[Start Raw records]
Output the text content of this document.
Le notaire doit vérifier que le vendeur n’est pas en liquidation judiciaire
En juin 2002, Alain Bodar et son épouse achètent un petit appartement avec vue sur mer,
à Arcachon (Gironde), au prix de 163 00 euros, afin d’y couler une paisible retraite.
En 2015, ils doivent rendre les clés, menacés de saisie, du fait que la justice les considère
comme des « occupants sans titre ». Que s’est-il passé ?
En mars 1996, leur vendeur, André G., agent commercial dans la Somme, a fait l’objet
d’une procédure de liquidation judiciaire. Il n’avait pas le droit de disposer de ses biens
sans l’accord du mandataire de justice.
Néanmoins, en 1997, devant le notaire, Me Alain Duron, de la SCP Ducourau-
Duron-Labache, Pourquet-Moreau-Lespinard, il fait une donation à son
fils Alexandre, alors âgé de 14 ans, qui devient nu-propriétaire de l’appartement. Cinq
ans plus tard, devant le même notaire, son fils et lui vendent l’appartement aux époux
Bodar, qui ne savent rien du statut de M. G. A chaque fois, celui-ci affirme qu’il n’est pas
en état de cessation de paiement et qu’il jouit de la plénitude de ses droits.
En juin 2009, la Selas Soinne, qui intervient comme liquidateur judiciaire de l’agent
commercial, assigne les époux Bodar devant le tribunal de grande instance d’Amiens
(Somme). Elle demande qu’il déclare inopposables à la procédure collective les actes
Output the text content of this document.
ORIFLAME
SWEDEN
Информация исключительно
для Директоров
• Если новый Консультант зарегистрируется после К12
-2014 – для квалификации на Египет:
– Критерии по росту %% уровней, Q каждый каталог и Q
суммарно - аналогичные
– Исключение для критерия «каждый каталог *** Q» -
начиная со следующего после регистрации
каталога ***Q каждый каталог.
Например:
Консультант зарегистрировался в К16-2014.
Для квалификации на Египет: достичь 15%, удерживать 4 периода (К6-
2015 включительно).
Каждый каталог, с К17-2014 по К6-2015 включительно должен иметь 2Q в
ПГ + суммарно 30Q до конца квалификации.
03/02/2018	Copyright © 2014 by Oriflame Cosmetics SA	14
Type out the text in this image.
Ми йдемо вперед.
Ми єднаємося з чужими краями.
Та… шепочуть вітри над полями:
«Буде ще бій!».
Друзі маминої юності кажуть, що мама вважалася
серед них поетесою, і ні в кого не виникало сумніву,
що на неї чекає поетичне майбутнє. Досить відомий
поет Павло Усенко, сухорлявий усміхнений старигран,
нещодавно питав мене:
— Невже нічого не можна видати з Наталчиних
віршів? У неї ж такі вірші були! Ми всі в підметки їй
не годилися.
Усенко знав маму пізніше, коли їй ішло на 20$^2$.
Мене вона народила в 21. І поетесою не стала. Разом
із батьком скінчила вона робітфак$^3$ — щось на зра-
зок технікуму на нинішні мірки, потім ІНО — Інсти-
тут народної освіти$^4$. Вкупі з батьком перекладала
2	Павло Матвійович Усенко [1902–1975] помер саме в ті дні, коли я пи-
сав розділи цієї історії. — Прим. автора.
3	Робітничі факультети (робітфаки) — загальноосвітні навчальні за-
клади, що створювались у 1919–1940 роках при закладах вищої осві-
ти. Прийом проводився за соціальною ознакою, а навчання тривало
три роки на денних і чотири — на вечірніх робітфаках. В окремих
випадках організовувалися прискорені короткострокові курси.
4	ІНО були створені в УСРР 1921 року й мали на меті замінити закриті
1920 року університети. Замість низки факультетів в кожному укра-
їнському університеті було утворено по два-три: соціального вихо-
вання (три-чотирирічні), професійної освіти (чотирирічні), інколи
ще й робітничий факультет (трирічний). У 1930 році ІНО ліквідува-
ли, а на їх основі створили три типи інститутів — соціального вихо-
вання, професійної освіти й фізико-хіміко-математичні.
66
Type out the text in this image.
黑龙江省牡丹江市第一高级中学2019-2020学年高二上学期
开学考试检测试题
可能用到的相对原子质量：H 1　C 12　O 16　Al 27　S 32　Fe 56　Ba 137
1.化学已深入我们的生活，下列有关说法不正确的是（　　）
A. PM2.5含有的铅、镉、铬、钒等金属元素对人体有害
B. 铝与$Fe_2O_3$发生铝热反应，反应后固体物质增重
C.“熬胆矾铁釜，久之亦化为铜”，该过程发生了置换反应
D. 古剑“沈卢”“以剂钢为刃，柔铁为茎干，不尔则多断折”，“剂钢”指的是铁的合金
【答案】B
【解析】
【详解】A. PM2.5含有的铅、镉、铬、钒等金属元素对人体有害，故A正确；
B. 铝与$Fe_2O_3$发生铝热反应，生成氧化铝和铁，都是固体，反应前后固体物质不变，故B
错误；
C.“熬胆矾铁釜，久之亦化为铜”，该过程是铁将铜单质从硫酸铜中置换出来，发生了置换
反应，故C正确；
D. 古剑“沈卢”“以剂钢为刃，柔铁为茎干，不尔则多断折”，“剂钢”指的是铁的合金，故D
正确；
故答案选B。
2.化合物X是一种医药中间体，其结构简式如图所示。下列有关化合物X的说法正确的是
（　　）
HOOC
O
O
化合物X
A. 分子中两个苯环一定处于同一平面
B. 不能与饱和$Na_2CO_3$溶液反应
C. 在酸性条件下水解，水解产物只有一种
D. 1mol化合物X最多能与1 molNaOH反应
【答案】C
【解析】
[End Raw records]
[Start Raw records]
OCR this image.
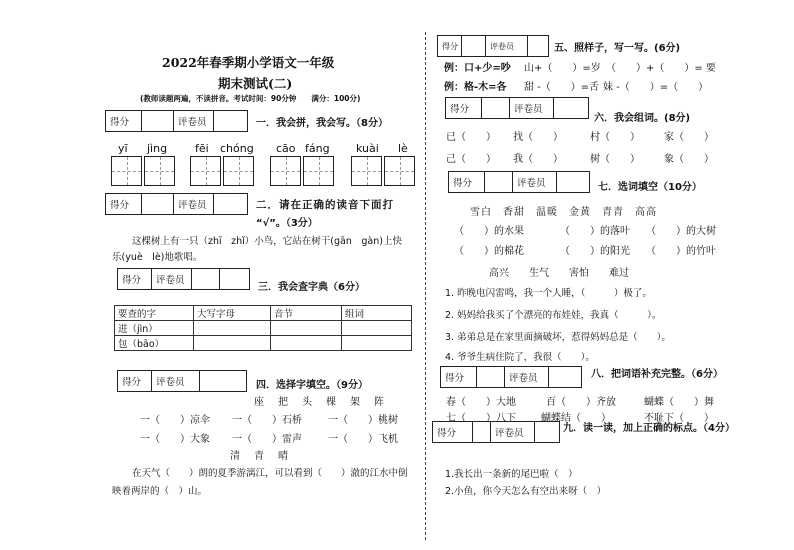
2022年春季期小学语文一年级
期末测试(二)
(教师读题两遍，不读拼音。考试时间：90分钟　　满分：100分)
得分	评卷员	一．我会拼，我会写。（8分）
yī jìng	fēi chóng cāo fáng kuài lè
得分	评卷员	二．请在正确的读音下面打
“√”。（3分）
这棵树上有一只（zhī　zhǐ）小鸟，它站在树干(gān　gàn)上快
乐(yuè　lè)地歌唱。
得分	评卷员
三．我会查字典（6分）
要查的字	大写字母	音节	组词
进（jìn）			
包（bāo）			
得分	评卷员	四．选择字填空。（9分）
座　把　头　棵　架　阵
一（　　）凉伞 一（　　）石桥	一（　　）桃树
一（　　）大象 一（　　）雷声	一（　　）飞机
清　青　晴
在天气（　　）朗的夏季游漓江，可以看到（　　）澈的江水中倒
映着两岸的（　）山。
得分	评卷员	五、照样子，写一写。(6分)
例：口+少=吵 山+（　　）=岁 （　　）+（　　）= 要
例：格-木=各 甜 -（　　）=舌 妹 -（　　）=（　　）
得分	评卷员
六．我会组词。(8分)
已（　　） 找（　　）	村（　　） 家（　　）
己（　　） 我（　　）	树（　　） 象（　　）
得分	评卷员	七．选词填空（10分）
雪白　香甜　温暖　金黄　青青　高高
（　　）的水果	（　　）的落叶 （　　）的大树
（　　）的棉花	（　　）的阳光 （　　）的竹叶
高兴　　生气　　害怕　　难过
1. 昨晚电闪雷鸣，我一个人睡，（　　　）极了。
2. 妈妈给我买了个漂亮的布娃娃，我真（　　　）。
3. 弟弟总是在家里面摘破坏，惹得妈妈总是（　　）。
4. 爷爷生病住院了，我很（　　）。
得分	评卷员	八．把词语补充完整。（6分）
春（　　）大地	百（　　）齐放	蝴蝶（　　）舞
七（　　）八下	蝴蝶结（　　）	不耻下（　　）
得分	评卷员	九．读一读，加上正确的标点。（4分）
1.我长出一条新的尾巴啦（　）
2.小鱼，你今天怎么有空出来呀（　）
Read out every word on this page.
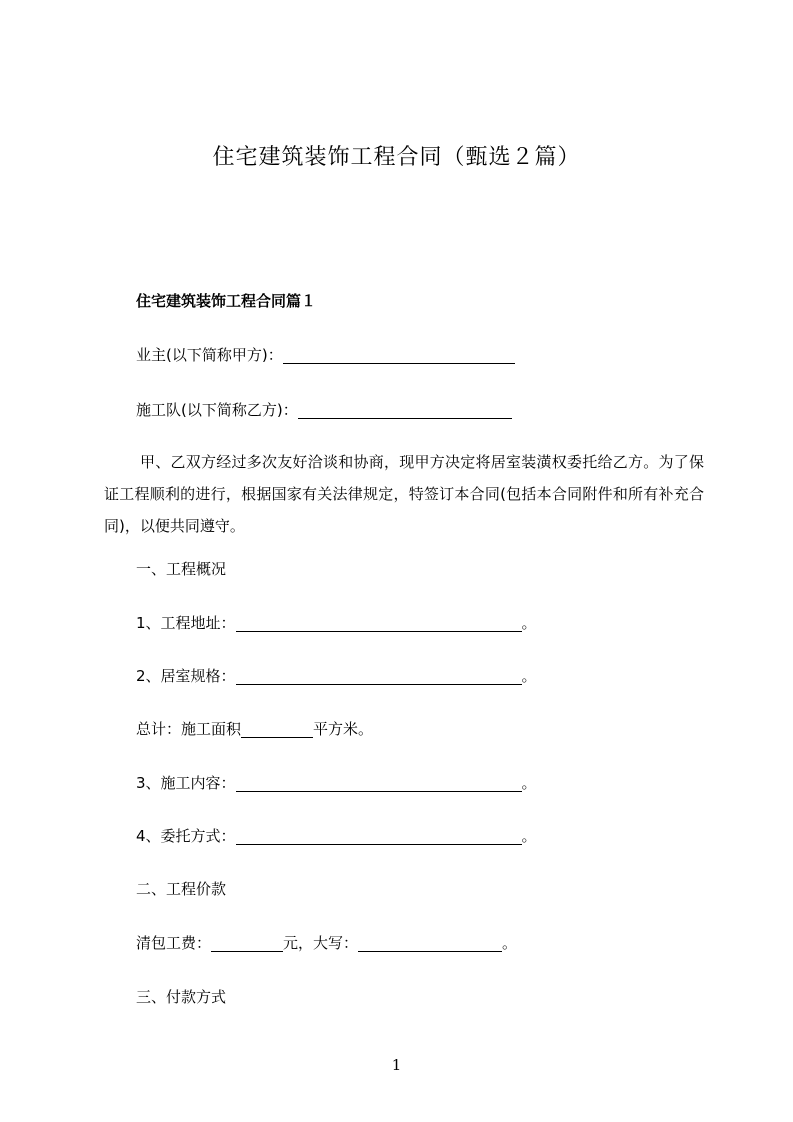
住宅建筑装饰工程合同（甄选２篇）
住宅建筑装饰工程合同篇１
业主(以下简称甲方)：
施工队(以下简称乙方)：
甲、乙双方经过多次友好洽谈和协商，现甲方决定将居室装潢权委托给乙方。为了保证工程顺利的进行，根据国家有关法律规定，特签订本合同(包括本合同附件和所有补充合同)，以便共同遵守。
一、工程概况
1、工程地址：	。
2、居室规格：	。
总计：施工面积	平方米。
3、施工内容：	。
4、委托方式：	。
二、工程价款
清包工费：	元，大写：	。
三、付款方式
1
[End Raw records]
*Instructions for the task*
Say how many lines of the listing above contain "devant", with no other words.

*Task answer*
3